Ausgangstext:

● ● ● ● ●

VfGH vom 28.09.2001, V44/01

Sammlungsnummer

16291

Leitsatz

Gesetzwidrigkeit von Bestimmungen eines Raumordnungsprogrammes betreffend Geschäftsbauten für den überörtlichen Bedarf wegen mangelnder rechtsstaatlicher Klarheit des Planinhaltes und wegen gesetzwidriger Umschreibung des zeitlichen Geltungsbereiches

Spruch

Z 2 der Anlage zur Verordnung der Oberösterreichischen Landesregierung betreffend die Erlassung eines Raumordnungsprogrammes, mit dem das Höchstausmaß der Gesamtverkaufsflächen von Geschäftsbauten für den überörtlichen Bedarf in der Planungsregion Linz-Umland festgelegt wird, LGBl. für Oberösterreich Nr. 68/1998, wird als gesetzwidrig aufgehoben.

Die Oberösterreichische Landesregierung ist zur unverzüglichen Kundmachung dieses Ausspruches im Landesgesetzblatt verpflichtet.

Begründung

Entscheidungsgründe:

I. 1. Beim Verfassungsgerichtshof ist zu B1659/99 eine Beschwerde der Gemeinde Pasching gegen einen Bescheid der Oö. Landesregierung vom anhängig, mit dem dem vom Gemeinderat der Gemeinde Pasching am beschlossenen Flächenwidmungsplan Nr. 3 samt dem örtlichen Entwicklungskonzept die aufsichtsbehördliche Genehmigung versagt wird.

● ● ● ● ●

Bereitgestelltes Material:
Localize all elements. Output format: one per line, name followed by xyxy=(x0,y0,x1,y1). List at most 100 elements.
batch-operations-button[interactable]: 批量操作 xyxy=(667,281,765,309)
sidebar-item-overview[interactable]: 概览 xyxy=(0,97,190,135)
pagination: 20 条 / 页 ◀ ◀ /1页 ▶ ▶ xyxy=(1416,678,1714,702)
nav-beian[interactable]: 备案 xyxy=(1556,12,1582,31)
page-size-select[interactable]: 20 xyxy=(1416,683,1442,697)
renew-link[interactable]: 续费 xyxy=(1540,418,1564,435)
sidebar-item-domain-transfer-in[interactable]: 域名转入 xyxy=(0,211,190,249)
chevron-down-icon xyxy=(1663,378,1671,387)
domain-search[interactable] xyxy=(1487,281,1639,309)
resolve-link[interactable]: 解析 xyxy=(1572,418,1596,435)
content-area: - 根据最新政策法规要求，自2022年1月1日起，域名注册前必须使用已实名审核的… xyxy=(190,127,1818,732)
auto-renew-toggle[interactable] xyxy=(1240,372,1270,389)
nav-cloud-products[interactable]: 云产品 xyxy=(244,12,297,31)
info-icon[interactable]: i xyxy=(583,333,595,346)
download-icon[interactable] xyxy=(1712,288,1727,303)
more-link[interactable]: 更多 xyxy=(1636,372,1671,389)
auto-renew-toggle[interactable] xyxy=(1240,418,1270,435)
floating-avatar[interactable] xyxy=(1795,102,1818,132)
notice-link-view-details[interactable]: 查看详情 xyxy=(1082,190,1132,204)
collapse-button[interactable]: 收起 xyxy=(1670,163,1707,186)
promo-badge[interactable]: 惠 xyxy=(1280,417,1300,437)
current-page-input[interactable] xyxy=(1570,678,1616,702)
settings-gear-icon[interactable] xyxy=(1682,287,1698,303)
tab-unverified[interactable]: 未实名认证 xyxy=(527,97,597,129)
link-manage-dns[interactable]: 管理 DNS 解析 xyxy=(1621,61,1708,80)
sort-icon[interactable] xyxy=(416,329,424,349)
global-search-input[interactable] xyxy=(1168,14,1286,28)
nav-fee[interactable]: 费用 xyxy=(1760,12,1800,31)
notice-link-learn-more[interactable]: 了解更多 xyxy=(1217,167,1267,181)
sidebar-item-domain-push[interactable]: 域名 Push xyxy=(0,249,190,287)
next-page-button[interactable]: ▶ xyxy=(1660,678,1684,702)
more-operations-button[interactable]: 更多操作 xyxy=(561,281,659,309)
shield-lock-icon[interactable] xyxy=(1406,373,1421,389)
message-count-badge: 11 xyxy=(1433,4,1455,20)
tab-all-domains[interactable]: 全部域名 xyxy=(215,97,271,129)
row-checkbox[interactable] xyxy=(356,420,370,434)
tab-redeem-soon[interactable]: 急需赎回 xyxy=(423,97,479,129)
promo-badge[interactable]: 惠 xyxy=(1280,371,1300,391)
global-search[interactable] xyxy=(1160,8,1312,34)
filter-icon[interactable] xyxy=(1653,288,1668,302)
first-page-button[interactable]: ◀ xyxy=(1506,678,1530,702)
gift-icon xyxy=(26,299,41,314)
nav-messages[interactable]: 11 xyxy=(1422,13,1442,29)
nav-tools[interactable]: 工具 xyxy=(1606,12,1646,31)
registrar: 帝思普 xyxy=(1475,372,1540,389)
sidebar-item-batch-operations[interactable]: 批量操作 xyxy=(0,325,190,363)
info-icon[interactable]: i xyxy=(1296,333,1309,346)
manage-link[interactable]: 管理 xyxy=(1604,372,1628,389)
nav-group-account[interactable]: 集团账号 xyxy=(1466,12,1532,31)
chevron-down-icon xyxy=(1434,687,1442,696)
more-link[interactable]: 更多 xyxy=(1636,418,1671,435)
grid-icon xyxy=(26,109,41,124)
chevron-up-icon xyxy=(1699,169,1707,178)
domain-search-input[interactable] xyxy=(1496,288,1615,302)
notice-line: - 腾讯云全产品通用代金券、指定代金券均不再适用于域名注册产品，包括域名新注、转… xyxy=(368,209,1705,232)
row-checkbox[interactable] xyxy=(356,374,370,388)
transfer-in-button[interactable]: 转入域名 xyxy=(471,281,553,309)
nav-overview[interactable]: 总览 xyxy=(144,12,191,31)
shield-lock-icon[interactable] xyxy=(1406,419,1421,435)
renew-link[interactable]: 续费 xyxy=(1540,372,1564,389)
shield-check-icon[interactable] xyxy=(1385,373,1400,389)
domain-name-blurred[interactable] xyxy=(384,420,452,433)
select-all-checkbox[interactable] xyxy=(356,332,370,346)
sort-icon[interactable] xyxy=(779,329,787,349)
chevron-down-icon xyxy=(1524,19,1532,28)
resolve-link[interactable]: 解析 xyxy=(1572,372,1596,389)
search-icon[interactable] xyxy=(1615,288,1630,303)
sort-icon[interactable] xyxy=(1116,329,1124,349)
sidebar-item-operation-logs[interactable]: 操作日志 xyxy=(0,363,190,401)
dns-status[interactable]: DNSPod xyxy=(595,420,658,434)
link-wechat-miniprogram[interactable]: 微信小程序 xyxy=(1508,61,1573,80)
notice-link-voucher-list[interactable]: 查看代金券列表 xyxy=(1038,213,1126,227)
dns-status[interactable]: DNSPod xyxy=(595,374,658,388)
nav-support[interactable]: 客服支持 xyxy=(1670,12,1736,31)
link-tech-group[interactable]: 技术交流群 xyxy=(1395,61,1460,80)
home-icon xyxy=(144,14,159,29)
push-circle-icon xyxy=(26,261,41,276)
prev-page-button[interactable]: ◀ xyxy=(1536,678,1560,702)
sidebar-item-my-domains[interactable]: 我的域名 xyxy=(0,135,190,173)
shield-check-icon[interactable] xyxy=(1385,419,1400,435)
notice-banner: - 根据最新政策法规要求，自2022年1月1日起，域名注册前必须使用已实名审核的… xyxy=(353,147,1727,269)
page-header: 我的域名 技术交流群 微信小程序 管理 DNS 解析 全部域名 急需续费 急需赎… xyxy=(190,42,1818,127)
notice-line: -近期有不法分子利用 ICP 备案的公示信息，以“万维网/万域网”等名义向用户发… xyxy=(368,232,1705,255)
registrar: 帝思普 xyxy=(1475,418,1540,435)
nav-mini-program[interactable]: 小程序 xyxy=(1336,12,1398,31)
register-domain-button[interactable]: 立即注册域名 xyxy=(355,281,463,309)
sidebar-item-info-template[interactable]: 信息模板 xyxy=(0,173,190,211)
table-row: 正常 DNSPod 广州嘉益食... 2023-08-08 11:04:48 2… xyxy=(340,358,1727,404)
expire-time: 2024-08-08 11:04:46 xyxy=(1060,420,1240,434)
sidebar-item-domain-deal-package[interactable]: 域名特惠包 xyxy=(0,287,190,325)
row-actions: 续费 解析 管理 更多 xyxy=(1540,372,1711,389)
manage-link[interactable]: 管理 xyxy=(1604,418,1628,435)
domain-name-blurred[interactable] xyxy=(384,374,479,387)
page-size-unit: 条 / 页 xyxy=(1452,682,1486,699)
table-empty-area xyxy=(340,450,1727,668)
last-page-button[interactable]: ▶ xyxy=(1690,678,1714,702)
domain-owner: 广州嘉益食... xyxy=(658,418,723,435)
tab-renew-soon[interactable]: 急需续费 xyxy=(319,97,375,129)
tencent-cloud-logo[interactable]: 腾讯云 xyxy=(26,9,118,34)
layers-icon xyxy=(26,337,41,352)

● ● ● ● ●

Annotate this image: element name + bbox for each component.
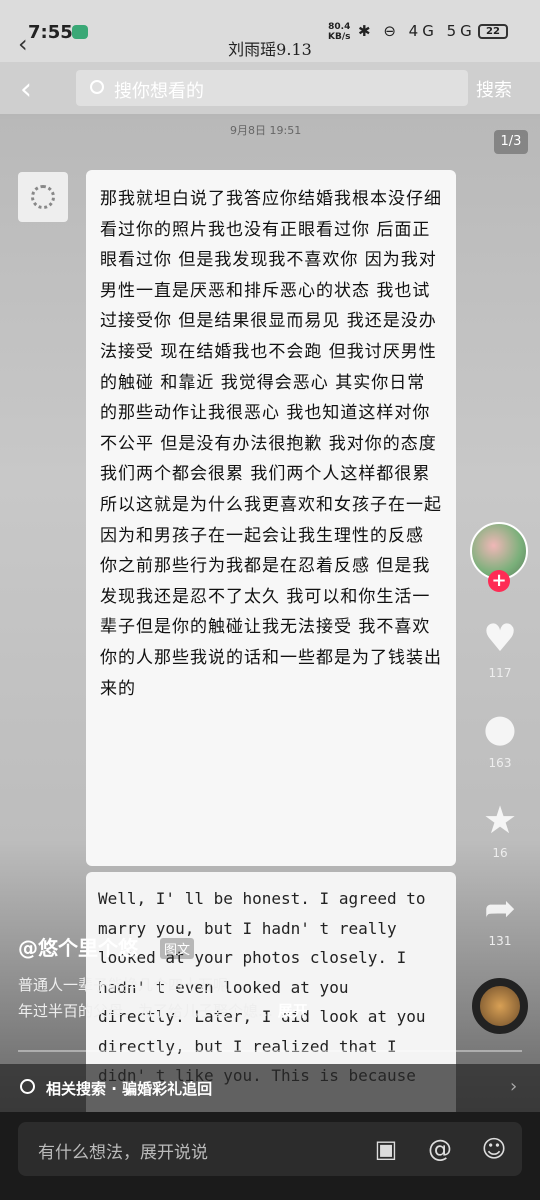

● ● ● ● ●

Aufgabe: Gib den Ausgangstext von „Gesetzwidrigkeit von Bestimmungen“ bis „als gesetzwidrig aufgehoben.“ erneut wieder und benenne dabei „Geschäftsbauten“ in „Einkaufszentren“ um.

Antwort:
Gesetzwidrigkeit von Bestimmungen eines Raumordnungsprogrammes betreffend Einkaufszentren für den überörtlichen Bedarf wegen mangelnder rechtsstaatlicher Klarheit des Planinhaltes und wegen gesetzwidriger Umschreibung des zeitlichen Geltungsbereiches

Spruch

Z 2 der Anlage zur Verordnung der Oberösterreichischen Landesregierung betreffend die Erlassung eines Raumordnungsprogrammes, mit dem das Höchstausmaß der Gesamtverkaufsflächen von Einkaufszentren für den überörtlichen Bedarf in der Planungsregion Linz-Umland festgelegt wird, LGBl. für Oberösterreich Nr. 68/1998, wird als gesetzwidrig aufgehoben.